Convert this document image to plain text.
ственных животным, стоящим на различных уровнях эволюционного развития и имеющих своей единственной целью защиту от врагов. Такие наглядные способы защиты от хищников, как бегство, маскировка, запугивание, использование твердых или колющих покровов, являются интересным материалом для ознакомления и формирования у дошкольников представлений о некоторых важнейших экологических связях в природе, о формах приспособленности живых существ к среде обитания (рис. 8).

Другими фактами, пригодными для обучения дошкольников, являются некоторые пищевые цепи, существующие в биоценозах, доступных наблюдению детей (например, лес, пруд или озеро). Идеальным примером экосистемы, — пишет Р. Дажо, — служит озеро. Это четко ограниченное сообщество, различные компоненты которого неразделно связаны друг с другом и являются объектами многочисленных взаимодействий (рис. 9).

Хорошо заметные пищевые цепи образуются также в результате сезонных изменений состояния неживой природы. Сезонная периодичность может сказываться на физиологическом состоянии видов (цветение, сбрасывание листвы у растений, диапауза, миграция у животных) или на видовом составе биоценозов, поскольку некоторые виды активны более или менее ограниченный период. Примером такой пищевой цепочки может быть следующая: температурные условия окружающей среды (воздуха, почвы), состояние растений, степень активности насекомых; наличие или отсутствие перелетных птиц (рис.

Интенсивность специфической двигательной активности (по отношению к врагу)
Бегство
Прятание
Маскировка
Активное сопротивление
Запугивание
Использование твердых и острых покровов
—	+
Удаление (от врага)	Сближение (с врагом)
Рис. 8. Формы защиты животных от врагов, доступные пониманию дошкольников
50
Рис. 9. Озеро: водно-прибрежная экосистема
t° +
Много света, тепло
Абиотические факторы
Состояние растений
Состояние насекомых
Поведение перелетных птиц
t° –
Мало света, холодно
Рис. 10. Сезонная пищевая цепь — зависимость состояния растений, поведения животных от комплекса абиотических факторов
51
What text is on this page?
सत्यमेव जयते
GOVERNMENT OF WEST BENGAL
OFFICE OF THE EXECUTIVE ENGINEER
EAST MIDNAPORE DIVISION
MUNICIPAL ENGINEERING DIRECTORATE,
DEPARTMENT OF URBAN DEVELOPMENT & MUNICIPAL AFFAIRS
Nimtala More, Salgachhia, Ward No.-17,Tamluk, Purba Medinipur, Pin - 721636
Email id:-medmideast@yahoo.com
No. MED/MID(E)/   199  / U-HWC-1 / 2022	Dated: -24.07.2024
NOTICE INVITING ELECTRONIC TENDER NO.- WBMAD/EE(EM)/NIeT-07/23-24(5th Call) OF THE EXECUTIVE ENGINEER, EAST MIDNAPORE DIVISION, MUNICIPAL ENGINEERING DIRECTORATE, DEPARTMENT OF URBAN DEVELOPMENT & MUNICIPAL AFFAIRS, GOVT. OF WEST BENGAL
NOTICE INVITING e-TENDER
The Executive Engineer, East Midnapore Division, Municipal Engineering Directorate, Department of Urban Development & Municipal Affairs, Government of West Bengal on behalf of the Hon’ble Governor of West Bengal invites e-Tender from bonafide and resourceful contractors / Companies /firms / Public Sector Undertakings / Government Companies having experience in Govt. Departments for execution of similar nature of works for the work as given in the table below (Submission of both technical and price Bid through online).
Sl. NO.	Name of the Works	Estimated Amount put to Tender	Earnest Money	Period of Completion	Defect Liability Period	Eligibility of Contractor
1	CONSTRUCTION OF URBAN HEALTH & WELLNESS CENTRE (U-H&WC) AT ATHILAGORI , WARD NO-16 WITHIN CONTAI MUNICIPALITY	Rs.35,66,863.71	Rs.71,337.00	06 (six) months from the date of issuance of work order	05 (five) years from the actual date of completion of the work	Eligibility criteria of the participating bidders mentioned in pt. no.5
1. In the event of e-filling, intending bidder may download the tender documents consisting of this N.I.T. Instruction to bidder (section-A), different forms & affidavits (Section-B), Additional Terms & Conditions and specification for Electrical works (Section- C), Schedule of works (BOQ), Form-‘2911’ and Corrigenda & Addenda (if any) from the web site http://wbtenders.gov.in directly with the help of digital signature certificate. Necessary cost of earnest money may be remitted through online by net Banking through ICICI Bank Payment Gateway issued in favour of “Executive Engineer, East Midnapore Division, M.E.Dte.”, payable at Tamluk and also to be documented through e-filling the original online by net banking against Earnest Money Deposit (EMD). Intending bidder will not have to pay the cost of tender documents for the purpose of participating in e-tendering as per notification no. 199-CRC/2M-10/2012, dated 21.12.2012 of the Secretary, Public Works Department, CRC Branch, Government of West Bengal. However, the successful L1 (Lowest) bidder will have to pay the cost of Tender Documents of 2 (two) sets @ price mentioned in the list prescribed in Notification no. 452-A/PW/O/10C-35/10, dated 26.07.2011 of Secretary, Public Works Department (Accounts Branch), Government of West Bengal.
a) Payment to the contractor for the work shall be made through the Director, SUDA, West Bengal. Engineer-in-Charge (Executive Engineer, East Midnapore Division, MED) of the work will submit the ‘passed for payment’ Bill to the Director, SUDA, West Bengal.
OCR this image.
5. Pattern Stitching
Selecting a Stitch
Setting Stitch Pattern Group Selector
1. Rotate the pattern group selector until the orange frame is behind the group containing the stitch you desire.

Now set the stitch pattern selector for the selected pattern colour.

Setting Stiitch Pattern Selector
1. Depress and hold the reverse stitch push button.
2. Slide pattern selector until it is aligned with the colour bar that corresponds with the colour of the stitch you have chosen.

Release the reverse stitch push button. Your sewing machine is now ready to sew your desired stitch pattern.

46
^^^^^^^^
• **SET PROBLEM**: Write out the listing once more, matching it exactly.

• **THE COMPLETED TASK**:
Convert this document image to plain text.
ственных животным, стоящим на различных уровнях эволюционного развития и имеющих своей единственной целью защиту от врагов. Такие наглядные способы защиты от хищников, как бегство, маскировка, запугивание, использование твердых или колющих покровов, являются интересным материалом для ознакомления и формирования у дошкольников представлений о некоторых важнейших экологических связях в природе, о формах приспособленности живых существ к среде обитания (рис. 8).

Другими фактами, пригодными для обучения дошкольников, являются некоторые пищевые цепи, существующие в биоценозах, доступных наблюдению детей (например, лес, пруд или озеро). Идеальным примером экосистемы, — пишет Р. Дажо, — служит озеро. Это четко ограниченное сообщество, различные компоненты которого неразделно связаны друг с другом и являются объектами многочисленных взаимодействий (рис. 9).

Хорошо заметные пищевые цепи образуются также в результате сезонных изменений состояния неживой природы. Сезонная периодичность может сказываться на физиологическом состоянии видов (цветение, сбрасывание листвы у растений, диапауза, миграция у животных) или на видовом составе биоценозов, поскольку некоторые виды активны более или менее ограниченный период. Примером такой пищевой цепочки может быть следующая: температурные условия окружающей среды (воздуха, почвы), состояние растений, степень активности насекомых; наличие или отсутствие перелетных птиц (рис.

Интенсивность специфической двигательной активности (по отношению к врагу)
Бегство
Прятание
Маскировка
Активное сопротивление
Запугивание
Использование твердых и острых покровов
—	+
Удаление (от врага)	Сближение (с врагом)
Рис. 8. Формы защиты животных от врагов, доступные пониманию дошкольников
50
Рис. 9. Озеро: водно-прибрежная экосистема
t° +
Много света, тепло
Абиотические факторы
Состояние растений
Состояние насекомых
Поведение перелетных птиц
t° –
Мало света, холодно
Рис. 10. Сезонная пищевая цепь — зависимость состояния растений, поведения животных от комплекса абиотических факторов
51
What text is on this page?
सत्यमेव जयते
GOVERNMENT OF WEST BENGAL
OFFICE OF THE EXECUTIVE ENGINEER
EAST MIDNAPORE DIVISION
MUNICIPAL ENGINEERING DIRECTORATE,
DEPARTMENT OF URBAN DEVELOPMENT & MUNICIPAL AFFAIRS
Nimtala More, Salgachhia, Ward No.-17,Tamluk, Purba Medinipur, Pin - 721636
Email id:-medmideast@yahoo.com
No. MED/MID(E)/   199  / U-HWC-1 / 2022	Dated: -24.07.2024
NOTICE INVITING ELECTRONIC TENDER NO.- WBMAD/EE(EM)/NIeT-07/23-24(5th Call) OF THE EXECUTIVE ENGINEER, EAST MIDNAPORE DIVISION, MUNICIPAL ENGINEERING DIRECTORATE, DEPARTMENT OF URBAN DEVELOPMENT & MUNICIPAL AFFAIRS, GOVT. OF WEST BENGAL
NOTICE INVITING e-TENDER
The Executive Engineer, East Midnapore Division, Municipal Engineering Directorate, Department of Urban Development & Municipal Affairs, Government of West Bengal on behalf of the Hon’ble Governor of West Bengal invites e-Tender from bonafide and resourceful contractors / Companies /firms / Public Sector Undertakings / Government Companies having experience in Govt. Departments for execution of similar nature of works for the work as given in the table below (Submission of both technical and price Bid through online).
Sl. NO.	Name of the Works	Estimated Amount put to Tender	Earnest Money	Period of Completion	Defect Liability Period	Eligibility of Contractor
1	CONSTRUCTION OF URBAN HEALTH & WELLNESS CENTRE (U-H&WC) AT ATHILAGORI , WARD NO-16 WITHIN CONTAI MUNICIPALITY	Rs.35,66,863.71	Rs.71,337.00	06 (six) months from the date of issuance of work order	05 (five) years from the actual date of completion of the work	Eligibility criteria of the participating bidders mentioned in pt. no.5
1. In the event of e-filling, intending bidder may download the tender documents consisting of this N.I.T. Instruction to bidder (section-A), different forms & affidavits (Section-B), Additional Terms & Conditions and specification for Electrical works (Section- C), Schedule of works (BOQ), Form-‘2911’ and Corrigenda & Addenda (if any) from the web site http://wbtenders.gov.in directly with the help of digital signature certificate. Necessary cost of earnest money may be remitted through online by net Banking through ICICI Bank Payment Gateway issued in favour of “Executive Engineer, East Midnapore Division, M.E.Dte.”, payable at Tamluk and also to be documented through e-filling the original online by net banking against Earnest Money Deposit (EMD). Intending bidder will not have to pay the cost of tender documents for the purpose of participating in e-tendering as per notification no. 199-CRC/2M-10/2012, dated 21.12.2012 of the Secretary, Public Works Department, CRC Branch, Government of West Bengal. However, the successful L1 (Lowest) bidder will have to pay the cost of Tender Documents of 2 (two) sets @ price mentioned in the list prescribed in Notification no. 452-A/PW/O/10C-35/10, dated 26.07.2011 of Secretary, Public Works Department (Accounts Branch), Government of West Bengal.
a) Payment to the contractor for the work shall be made through the Director, SUDA, West Bengal. Engineer-in-Charge (Executive Engineer, East Midnapore Division, MED) of the work will submit the ‘passed for payment’ Bill to the Director, SUDA, West Bengal.
OCR this image.
5. Pattern Stitching
Selecting a Stitch
Setting Stitch Pattern Group Selector
1. Rotate the pattern group selector until the orange frame is behind the group containing the stitch you desire.

Now set the stitch pattern selector for the selected pattern colour.

Setting Stiitch Pattern Selector
1. Depress and hold the reverse stitch push button.
2. Slide pattern selector until it is aligned with the colour bar that corresponds with the colour of the stitch you have chosen.

Release the reverse stitch push button. Your sewing machine is now ready to sew your desired stitch pattern.

46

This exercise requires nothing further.